§ **REQUIREMENT**
List all lines of the data containing the word "chill".

§ **SUPPLIED MATERIAL**
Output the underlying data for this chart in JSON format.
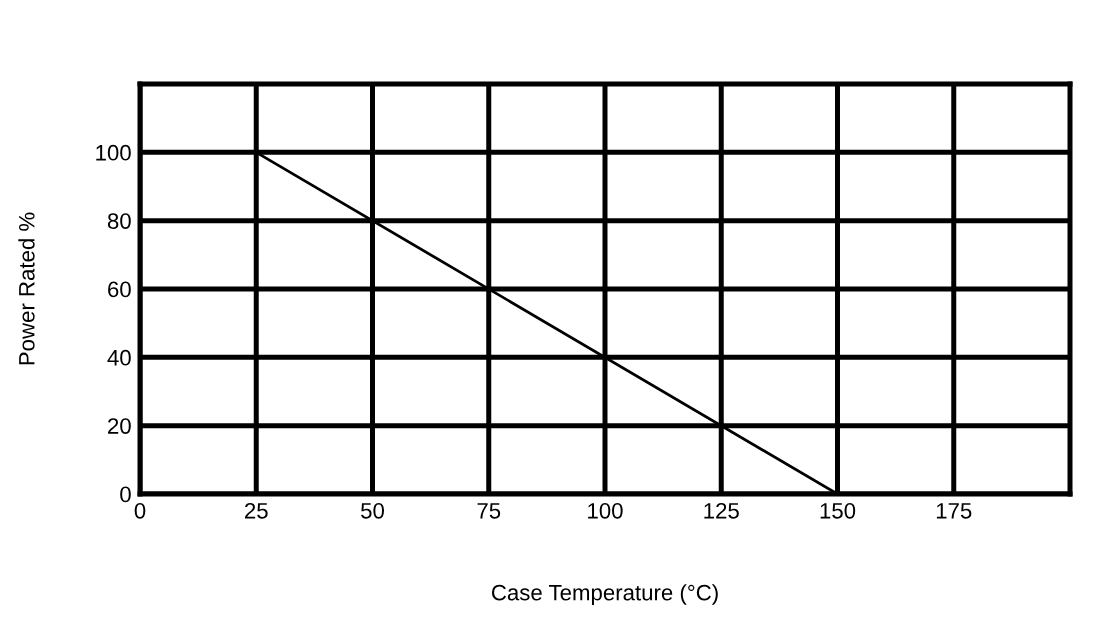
{
  "chart_data": {
    "type": "line",
    "xlabel": "Case Temperature (°C)",
    "ylabel": "Power Rated %",
    "x": [
      0,
      25,
      150
    ],
    "series": [
      {
        "color": "#000000",
        "values": [
          100,
          100,
          0
        ]
      }
    ],
    "xlim": [
      0,
      200
    ],
    "xticks": [
      0,
      25,
      50,
      75,
      100,
      125,
      150,
      175
    ],
    "ylim": [
      0,
      120
    ],
    "yticks": [
      0,
      20,
      40,
      60,
      80,
      100
    ],
    "grid": true,
    "marker": "none",
    "line_style": "solid"
  }
}
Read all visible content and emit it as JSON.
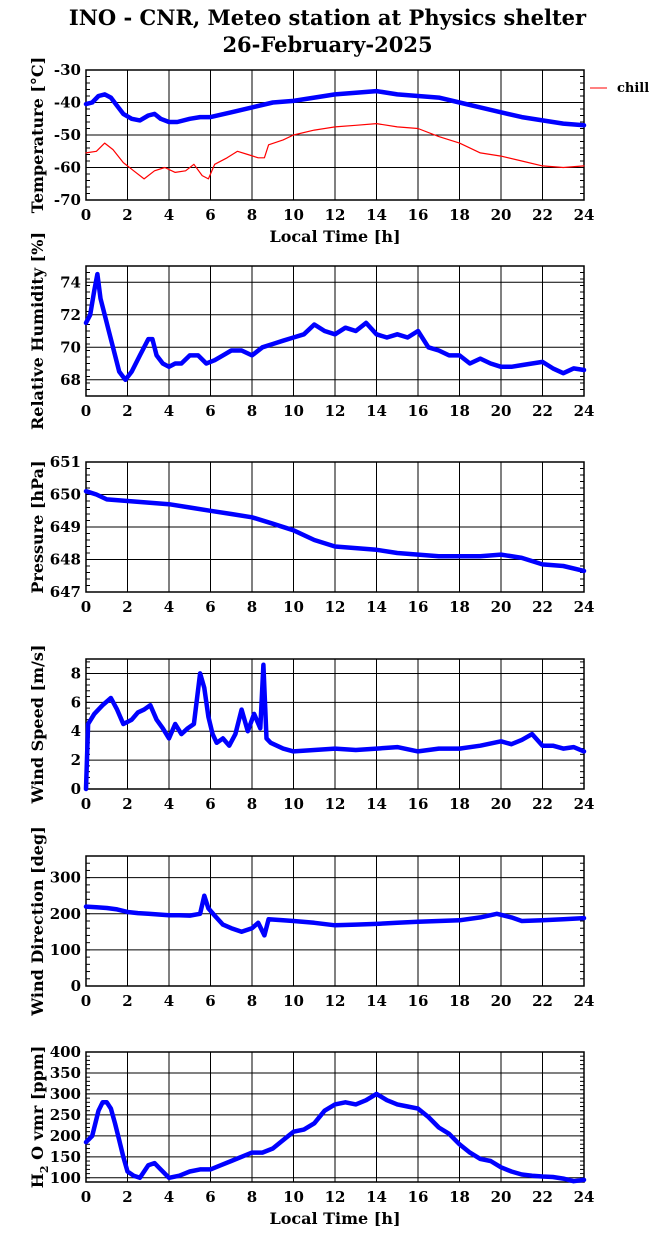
{
  "title_line1": "INO - CNR, Meteo station at Physics shelter",
  "title_line2": "26-February-2025",
  "chart_data": [
    {
      "type": "line",
      "ylabel": "Temperature [°C]",
      "xlabel": "Local Time [h]",
      "xlim": [
        0,
        24
      ],
      "ylim": [
        -70,
        -30
      ],
      "xticks": [
        0,
        2,
        4,
        6,
        8,
        10,
        12,
        14,
        16,
        18,
        20,
        22,
        24
      ],
      "yticks": [
        -70,
        -60,
        -50,
        -40,
        -30
      ],
      "legend": "right",
      "series": [
        {
          "role": "main",
          "color": "#0000ff",
          "x": [
            0,
            0.3,
            0.6,
            0.9,
            1.2,
            1.5,
            1.8,
            2.2,
            2.6,
            3.0,
            3.3,
            3.6,
            4.0,
            4.4,
            5,
            5.5,
            6,
            7,
            8,
            9,
            10,
            11,
            12,
            13,
            14,
            15,
            16,
            17,
            18,
            19,
            20,
            21,
            22,
            23,
            24
          ],
          "y": [
            -40.5,
            -40,
            -38,
            -37.5,
            -38.5,
            -41,
            -43.5,
            -45,
            -45.5,
            -44,
            -43.5,
            -45,
            -46,
            -46,
            -45,
            -44.5,
            -44.5,
            -43,
            -41.5,
            -40,
            -39.5,
            -38.5,
            -37.5,
            -37,
            -36.5,
            -37.5,
            -38,
            -38.5,
            -40,
            -41.5,
            -43,
            -44.5,
            -45.5,
            -46.5,
            -47
          ]
        },
        {
          "role": "chill",
          "name": "chill",
          "color": "#ff0000",
          "x": [
            0,
            0.5,
            0.9,
            1.3,
            1.8,
            2.3,
            2.8,
            3.3,
            3.8,
            4.3,
            4.8,
            5.2,
            5.6,
            5.9,
            6.2,
            6.8,
            7.3,
            7.8,
            8.3,
            8.6,
            8.8,
            9.5,
            10,
            11,
            12,
            13,
            14,
            15,
            16,
            17,
            18,
            19,
            20,
            21,
            22,
            23,
            24
          ],
          "y": [
            -55.5,
            -55,
            -52.5,
            -54.5,
            -58.5,
            -61,
            -63.5,
            -61,
            -60,
            -61.5,
            -61,
            -59,
            -62.5,
            -63.5,
            -59,
            -57,
            -55,
            -56,
            -57,
            -57,
            -53,
            -51.5,
            -50,
            -48.5,
            -47.5,
            -47,
            -46.5,
            -47.5,
            -48,
            -50.5,
            -52.5,
            -55.5,
            -56.5,
            -58,
            -59.5,
            -60,
            -59.5
          ]
        }
      ]
    },
    {
      "type": "line",
      "ylabel": "Relative Humidity [%]",
      "xlabel": "",
      "xlim": [
        0,
        24
      ],
      "ylim": [
        67,
        75
      ],
      "xticks": [
        0,
        2,
        4,
        6,
        8,
        10,
        12,
        14,
        16,
        18,
        20,
        22,
        24
      ],
      "yticks": [
        68,
        70,
        72,
        74
      ],
      "series": [
        {
          "color": "#0000ff",
          "x": [
            0,
            0.2,
            0.4,
            0.55,
            0.7,
            0.9,
            1.1,
            1.3,
            1.6,
            1.9,
            2.2,
            2.6,
            3.0,
            3.2,
            3.4,
            3.7,
            4.0,
            4.3,
            4.6,
            5.0,
            5.4,
            5.8,
            6.2,
            6.6,
            7.0,
            7.5,
            8.0,
            8.5,
            9.0,
            9.5,
            10,
            10.5,
            11,
            11.5,
            12,
            12.5,
            13,
            13.5,
            14,
            14.5,
            15,
            15.5,
            16,
            16.5,
            17,
            17.5,
            18,
            18.5,
            19,
            19.5,
            20,
            20.5,
            21,
            21.5,
            22,
            22.5,
            23,
            23.5,
            24
          ],
          "y": [
            71.5,
            72,
            73.5,
            74.5,
            73,
            72,
            71,
            70,
            68.5,
            68,
            68.5,
            69.5,
            70.5,
            70.5,
            69.5,
            69,
            68.8,
            69,
            69,
            69.5,
            69.5,
            69,
            69.2,
            69.5,
            69.8,
            69.8,
            69.5,
            70,
            70.2,
            70.4,
            70.6,
            70.8,
            71.4,
            71,
            70.8,
            71.2,
            71,
            71.5,
            70.8,
            70.6,
            70.8,
            70.6,
            71,
            70,
            69.8,
            69.5,
            69.5,
            69,
            69.3,
            69,
            68.8,
            68.8,
            68.9,
            69,
            69.1,
            68.7,
            68.4,
            68.7,
            68.6
          ]
        }
      ]
    },
    {
      "type": "line",
      "ylabel": "Pressure [hPa]",
      "xlabel": "",
      "xlim": [
        0,
        24
      ],
      "ylim": [
        647,
        651
      ],
      "xticks": [
        0,
        2,
        4,
        6,
        8,
        10,
        12,
        14,
        16,
        18,
        20,
        22,
        24
      ],
      "yticks": [
        647,
        648,
        649,
        650,
        651
      ],
      "series": [
        {
          "color": "#0000ff",
          "x": [
            0,
            0.5,
            1,
            2,
            3,
            4,
            5,
            6,
            7,
            8,
            9,
            10,
            11,
            12,
            13,
            14,
            15,
            16,
            17,
            18,
            19,
            20,
            21,
            22,
            23,
            24
          ],
          "y": [
            650.1,
            650,
            649.85,
            649.8,
            649.75,
            649.7,
            649.6,
            649.5,
            649.4,
            649.3,
            649.1,
            648.9,
            648.6,
            648.4,
            648.35,
            648.3,
            648.2,
            648.15,
            648.1,
            648.1,
            648.1,
            648.15,
            648.05,
            647.85,
            647.8,
            647.65
          ]
        }
      ]
    },
    {
      "type": "line",
      "ylabel": "Wind Speed [m/s]",
      "xlabel": "",
      "xlim": [
        0,
        24
      ],
      "ylim": [
        0,
        9
      ],
      "xticks": [
        0,
        2,
        4,
        6,
        8,
        10,
        12,
        14,
        16,
        18,
        20,
        22,
        24
      ],
      "yticks": [
        0,
        2,
        4,
        6,
        8
      ],
      "series": [
        {
          "color": "#0000ff",
          "x": [
            0,
            0.1,
            0.4,
            0.8,
            1.2,
            1.5,
            1.8,
            2.2,
            2.5,
            2.8,
            3.1,
            3.4,
            3.7,
            4.0,
            4.3,
            4.6,
            4.9,
            5.2,
            5.5,
            5.7,
            5.9,
            6.1,
            6.3,
            6.6,
            6.9,
            7.2,
            7.5,
            7.8,
            8.1,
            8.4,
            8.55,
            8.7,
            8.9,
            9.5,
            10,
            11,
            12,
            13,
            14,
            15,
            16,
            17,
            18,
            19,
            20,
            20.5,
            21,
            21.5,
            22,
            22.5,
            23,
            23.5,
            24
          ],
          "y": [
            0,
            4.5,
            5.2,
            5.8,
            6.3,
            5.5,
            4.5,
            4.8,
            5.3,
            5.5,
            5.8,
            4.8,
            4.2,
            3.5,
            4.5,
            3.8,
            4.2,
            4.5,
            8,
            7,
            5,
            3.8,
            3.2,
            3.5,
            3,
            3.8,
            5.5,
            4,
            5.2,
            4.2,
            8.6,
            3.5,
            3.2,
            2.8,
            2.6,
            2.7,
            2.8,
            2.7,
            2.8,
            2.9,
            2.6,
            2.8,
            2.8,
            3,
            3.3,
            3.1,
            3.4,
            3.8,
            3,
            3,
            2.8,
            2.9,
            2.6
          ]
        }
      ]
    },
    {
      "type": "line",
      "ylabel": "Wind Direction [deg]",
      "xlabel": "",
      "xlim": [
        0,
        24
      ],
      "ylim": [
        0,
        360
      ],
      "xticks": [
        0,
        2,
        4,
        6,
        8,
        10,
        12,
        14,
        16,
        18,
        20,
        22,
        24
      ],
      "yticks": [
        0,
        100,
        200,
        300
      ],
      "series": [
        {
          "color": "#0000ff",
          "x": [
            0,
            0.5,
            1,
            1.5,
            2,
            2.5,
            3,
            3.5,
            4,
            4.5,
            5,
            5.5,
            5.7,
            5.9,
            6.2,
            6.6,
            7,
            7.5,
            8,
            8.3,
            8.6,
            8.8,
            9.5,
            10,
            11,
            12,
            13,
            14,
            15,
            16,
            17,
            18,
            19,
            19.8,
            20.5,
            21,
            22,
            23,
            24
          ],
          "y": [
            220,
            218,
            216,
            212,
            205,
            202,
            200,
            198,
            196,
            196,
            195,
            200,
            250,
            215,
            195,
            170,
            160,
            150,
            160,
            175,
            140,
            185,
            182,
            180,
            175,
            168,
            170,
            172,
            175,
            178,
            180,
            182,
            190,
            200,
            190,
            180,
            182,
            185,
            188
          ]
        }
      ]
    },
    {
      "type": "line",
      "ylabel": "H2O vmr [ppm]",
      "xlabel": "Local Time [h]",
      "xlim": [
        0,
        24
      ],
      "ylim": [
        90,
        400
      ],
      "xticks": [
        0,
        2,
        4,
        6,
        8,
        10,
        12,
        14,
        16,
        18,
        20,
        22,
        24
      ],
      "yticks": [
        100,
        150,
        200,
        250,
        300,
        350,
        400
      ],
      "series": [
        {
          "color": "#0000ff",
          "x": [
            0,
            0.3,
            0.6,
            0.8,
            1.0,
            1.2,
            1.4,
            1.6,
            1.8,
            2.0,
            2.3,
            2.6,
            3.0,
            3.3,
            3.6,
            4.0,
            4.5,
            5,
            5.5,
            6,
            6.5,
            7,
            7.5,
            8,
            8.5,
            9,
            9.5,
            10,
            10.5,
            11,
            11.5,
            12,
            12.5,
            13,
            13.5,
            14,
            14.5,
            15,
            15.5,
            16,
            16.5,
            17,
            17.5,
            18,
            18.5,
            19,
            19.5,
            20,
            20.5,
            21,
            21.5,
            22,
            22.5,
            23,
            23.5,
            24
          ],
          "y": [
            185,
            200,
            260,
            280,
            280,
            265,
            230,
            190,
            150,
            115,
            105,
            100,
            130,
            135,
            120,
            100,
            105,
            115,
            120,
            120,
            130,
            140,
            150,
            160,
            160,
            170,
            190,
            210,
            215,
            230,
            260,
            275,
            280,
            275,
            285,
            300,
            285,
            275,
            270,
            265,
            245,
            220,
            205,
            180,
            160,
            145,
            140,
            125,
            115,
            108,
            105,
            103,
            102,
            98,
            92,
            95
          ]
        }
      ]
    }
  ],
  "legend": {
    "chill_label": "chill"
  }
}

§ **WRITTEN REPLY**
          "role": "chill",
          "name": "chill",
    "chill_label": "chill"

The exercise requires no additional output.